WHAT YOU WILL DO: Gather up the lines that contain "قبيل".

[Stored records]
·····
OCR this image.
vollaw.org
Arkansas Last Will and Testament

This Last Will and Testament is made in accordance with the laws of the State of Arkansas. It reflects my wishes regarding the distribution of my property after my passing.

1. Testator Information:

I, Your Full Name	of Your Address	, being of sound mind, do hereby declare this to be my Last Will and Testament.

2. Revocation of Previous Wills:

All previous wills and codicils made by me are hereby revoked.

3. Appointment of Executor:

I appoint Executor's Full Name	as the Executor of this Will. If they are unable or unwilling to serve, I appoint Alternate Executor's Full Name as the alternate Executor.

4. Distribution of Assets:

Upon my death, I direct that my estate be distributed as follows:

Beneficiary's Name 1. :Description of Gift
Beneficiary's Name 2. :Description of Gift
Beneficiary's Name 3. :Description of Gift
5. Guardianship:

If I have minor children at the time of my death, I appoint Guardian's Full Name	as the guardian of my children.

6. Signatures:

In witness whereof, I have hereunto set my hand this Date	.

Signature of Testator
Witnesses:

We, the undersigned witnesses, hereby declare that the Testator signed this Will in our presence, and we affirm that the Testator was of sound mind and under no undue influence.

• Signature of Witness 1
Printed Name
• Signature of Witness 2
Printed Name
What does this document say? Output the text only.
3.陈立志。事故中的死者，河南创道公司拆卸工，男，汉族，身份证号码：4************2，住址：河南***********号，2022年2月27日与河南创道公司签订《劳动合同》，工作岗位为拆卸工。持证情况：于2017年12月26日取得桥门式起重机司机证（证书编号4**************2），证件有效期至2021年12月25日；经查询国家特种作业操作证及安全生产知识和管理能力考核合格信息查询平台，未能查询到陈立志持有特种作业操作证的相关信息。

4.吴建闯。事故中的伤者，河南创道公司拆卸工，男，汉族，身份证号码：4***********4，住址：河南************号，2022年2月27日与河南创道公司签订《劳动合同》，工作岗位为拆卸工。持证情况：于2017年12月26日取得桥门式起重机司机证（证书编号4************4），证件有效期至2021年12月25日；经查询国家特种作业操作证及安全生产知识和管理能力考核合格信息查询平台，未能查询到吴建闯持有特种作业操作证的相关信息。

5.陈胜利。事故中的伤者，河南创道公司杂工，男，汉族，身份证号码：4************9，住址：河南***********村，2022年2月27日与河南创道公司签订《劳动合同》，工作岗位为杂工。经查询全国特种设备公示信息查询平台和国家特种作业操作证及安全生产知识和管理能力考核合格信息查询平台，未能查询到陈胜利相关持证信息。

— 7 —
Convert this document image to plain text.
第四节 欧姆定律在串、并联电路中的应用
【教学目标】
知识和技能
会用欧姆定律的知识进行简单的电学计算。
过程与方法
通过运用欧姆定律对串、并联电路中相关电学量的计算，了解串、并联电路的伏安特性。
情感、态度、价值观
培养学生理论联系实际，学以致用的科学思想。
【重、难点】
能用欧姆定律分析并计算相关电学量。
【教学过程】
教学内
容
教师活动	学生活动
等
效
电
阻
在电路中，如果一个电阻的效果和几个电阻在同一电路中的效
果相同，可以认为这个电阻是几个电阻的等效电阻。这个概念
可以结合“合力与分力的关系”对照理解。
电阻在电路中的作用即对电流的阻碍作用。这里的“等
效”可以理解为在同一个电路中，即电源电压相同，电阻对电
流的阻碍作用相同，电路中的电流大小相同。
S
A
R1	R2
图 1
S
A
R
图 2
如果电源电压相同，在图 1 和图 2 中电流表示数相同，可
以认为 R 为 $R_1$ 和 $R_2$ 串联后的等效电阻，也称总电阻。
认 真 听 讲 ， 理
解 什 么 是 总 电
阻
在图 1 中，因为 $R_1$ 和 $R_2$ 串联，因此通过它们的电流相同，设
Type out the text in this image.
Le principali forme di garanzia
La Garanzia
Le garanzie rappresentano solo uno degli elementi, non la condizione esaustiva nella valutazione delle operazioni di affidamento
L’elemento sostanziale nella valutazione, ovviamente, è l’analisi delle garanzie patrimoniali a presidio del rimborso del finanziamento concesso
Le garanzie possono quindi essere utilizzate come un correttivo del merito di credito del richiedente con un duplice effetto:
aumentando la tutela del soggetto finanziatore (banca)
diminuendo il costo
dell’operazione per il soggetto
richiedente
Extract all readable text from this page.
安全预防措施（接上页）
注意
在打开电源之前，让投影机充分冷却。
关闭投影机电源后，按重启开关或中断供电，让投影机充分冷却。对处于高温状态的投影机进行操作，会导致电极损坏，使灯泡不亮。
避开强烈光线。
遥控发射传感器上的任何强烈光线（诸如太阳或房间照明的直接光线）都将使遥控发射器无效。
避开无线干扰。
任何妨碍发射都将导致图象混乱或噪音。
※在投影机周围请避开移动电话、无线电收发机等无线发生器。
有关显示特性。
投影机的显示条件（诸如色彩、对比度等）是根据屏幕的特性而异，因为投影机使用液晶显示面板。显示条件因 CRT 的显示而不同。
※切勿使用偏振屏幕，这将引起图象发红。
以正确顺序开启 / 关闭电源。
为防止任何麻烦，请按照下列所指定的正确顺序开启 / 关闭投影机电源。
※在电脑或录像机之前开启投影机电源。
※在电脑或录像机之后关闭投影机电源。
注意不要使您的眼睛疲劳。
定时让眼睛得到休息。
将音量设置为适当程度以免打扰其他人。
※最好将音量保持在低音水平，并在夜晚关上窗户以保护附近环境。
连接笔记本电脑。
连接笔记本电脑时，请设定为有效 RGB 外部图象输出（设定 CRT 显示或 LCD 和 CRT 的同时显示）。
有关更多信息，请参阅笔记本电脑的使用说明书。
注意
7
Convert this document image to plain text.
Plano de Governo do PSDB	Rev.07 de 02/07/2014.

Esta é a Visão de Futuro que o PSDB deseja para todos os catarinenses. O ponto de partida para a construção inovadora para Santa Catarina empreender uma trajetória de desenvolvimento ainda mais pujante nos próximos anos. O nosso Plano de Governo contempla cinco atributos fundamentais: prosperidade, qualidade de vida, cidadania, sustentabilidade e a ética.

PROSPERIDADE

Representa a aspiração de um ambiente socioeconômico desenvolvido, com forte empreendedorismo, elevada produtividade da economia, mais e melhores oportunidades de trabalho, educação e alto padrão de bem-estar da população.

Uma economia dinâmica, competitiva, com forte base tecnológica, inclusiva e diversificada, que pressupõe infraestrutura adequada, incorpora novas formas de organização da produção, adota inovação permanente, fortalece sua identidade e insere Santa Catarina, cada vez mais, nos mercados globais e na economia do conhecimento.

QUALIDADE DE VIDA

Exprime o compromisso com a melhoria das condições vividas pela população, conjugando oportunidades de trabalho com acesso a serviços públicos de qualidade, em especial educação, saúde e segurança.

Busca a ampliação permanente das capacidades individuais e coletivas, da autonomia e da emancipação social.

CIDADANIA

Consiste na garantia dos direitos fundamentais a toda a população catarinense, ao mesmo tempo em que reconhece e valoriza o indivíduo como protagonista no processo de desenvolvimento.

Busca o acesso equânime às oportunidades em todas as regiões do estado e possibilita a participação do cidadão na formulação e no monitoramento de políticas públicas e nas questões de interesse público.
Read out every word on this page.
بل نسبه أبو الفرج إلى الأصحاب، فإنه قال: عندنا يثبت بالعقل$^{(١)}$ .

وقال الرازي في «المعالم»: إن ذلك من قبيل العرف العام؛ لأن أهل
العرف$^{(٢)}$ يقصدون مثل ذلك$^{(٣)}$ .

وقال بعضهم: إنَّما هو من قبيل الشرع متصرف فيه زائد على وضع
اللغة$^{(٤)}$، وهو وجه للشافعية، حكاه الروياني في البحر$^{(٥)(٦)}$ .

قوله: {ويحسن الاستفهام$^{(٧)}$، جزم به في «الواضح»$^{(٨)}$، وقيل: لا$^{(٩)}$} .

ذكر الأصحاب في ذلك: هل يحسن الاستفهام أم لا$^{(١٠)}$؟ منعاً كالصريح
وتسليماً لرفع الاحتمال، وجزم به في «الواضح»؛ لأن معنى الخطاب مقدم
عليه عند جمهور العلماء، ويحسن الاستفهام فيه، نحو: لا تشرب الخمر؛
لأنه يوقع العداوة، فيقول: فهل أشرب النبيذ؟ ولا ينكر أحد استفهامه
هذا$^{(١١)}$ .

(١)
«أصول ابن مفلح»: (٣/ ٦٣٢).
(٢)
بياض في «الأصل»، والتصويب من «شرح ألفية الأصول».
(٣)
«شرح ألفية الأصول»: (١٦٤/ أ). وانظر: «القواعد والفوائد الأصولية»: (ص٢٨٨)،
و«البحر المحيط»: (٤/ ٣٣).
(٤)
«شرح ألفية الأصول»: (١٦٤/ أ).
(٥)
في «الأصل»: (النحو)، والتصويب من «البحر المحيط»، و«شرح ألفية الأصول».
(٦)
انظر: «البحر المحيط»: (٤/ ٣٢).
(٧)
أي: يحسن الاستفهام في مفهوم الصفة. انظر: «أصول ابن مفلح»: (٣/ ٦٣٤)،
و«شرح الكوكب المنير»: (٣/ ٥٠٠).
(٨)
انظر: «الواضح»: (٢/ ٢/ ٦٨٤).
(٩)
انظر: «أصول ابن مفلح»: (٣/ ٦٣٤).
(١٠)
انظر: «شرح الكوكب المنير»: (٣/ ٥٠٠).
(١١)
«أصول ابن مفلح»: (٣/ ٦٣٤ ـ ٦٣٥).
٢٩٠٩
·····
WRITTEN SOLUTION:
وقال الرازي في «المعالم»: إن ذلك من قبيل العرف العام؛ لأن أهل
وقال بعضهم: إنَّما هو من قبيل الشرع متصرف فيه زائد على وضع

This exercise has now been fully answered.